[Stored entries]
--
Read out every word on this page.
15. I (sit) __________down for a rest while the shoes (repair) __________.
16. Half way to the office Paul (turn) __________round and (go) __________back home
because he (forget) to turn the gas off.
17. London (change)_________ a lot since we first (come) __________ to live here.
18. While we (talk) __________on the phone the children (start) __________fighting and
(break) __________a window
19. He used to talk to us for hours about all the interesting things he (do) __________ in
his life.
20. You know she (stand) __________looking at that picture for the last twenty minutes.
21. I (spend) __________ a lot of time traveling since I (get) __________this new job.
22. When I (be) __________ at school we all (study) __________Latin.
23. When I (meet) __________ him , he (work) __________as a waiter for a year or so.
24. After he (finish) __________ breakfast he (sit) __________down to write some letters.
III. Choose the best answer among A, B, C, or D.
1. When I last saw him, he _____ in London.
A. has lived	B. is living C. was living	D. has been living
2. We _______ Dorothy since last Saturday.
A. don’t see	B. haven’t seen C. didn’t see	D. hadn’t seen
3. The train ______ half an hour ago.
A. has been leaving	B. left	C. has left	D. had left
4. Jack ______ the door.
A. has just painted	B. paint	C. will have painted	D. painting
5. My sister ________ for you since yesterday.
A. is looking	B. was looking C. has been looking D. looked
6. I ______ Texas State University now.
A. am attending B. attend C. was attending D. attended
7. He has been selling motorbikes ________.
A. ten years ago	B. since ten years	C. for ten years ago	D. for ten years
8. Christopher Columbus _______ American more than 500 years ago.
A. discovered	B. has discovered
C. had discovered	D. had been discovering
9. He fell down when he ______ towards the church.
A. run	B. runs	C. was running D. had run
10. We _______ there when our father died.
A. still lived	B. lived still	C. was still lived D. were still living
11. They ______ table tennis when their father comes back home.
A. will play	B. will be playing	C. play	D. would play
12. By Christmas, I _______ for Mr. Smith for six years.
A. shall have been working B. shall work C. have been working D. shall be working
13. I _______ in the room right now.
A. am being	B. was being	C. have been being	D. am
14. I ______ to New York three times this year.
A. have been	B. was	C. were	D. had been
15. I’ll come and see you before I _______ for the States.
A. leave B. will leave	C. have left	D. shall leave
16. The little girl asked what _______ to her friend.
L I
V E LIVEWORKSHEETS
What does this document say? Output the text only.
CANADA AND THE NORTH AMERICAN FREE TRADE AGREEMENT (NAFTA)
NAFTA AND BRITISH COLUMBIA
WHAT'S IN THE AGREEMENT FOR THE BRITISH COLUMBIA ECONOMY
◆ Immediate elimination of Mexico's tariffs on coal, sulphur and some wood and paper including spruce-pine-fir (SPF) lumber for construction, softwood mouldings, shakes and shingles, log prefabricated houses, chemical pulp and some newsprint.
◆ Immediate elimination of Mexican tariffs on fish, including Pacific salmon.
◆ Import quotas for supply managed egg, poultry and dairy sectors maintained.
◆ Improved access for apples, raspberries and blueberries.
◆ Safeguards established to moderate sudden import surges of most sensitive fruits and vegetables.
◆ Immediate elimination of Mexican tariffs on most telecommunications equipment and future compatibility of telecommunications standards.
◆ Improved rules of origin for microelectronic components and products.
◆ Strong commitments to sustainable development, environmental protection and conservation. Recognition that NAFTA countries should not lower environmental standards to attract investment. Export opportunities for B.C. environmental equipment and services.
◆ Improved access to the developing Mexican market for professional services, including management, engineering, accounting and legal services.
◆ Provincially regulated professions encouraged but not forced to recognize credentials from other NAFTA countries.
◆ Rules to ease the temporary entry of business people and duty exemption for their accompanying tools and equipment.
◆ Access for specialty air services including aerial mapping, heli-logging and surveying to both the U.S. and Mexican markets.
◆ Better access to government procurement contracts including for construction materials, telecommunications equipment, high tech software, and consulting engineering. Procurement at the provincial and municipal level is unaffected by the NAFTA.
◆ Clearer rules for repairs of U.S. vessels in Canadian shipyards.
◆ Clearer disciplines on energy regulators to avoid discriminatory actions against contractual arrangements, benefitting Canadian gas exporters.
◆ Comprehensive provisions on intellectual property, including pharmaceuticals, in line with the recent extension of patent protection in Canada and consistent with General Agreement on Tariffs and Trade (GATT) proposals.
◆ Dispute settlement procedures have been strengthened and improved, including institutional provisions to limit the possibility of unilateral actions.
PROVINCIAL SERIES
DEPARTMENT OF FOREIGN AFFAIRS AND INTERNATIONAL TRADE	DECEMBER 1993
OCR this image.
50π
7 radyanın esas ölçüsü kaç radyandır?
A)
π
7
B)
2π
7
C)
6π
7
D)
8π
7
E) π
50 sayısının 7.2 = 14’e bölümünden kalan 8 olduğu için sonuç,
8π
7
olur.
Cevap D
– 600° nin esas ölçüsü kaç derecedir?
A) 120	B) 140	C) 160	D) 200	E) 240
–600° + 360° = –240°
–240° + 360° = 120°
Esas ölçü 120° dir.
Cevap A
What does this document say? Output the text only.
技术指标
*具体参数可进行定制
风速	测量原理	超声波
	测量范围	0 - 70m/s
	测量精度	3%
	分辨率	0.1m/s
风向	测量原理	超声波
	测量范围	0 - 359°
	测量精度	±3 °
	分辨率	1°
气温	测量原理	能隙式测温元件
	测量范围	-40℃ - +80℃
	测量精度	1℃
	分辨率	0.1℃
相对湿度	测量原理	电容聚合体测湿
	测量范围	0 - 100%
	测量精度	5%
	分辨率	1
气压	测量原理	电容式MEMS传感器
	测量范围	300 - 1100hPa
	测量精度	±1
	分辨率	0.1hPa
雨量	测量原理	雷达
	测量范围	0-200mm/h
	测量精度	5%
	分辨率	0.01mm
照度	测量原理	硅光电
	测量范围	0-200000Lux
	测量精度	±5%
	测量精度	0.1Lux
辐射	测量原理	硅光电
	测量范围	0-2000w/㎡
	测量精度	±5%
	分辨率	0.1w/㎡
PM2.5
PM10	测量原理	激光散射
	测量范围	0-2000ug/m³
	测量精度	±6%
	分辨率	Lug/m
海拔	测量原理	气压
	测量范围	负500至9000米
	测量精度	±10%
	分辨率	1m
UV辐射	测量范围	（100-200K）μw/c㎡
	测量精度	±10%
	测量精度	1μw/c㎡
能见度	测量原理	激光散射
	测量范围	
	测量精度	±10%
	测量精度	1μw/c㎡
--
# Exercise directions
Find the lines containing "left" and pull them out.

# Solution for this exercise
A. has been leaving	B. left	C. has left	D. had left
A. leave B. will leave	C. have left	D. shall leave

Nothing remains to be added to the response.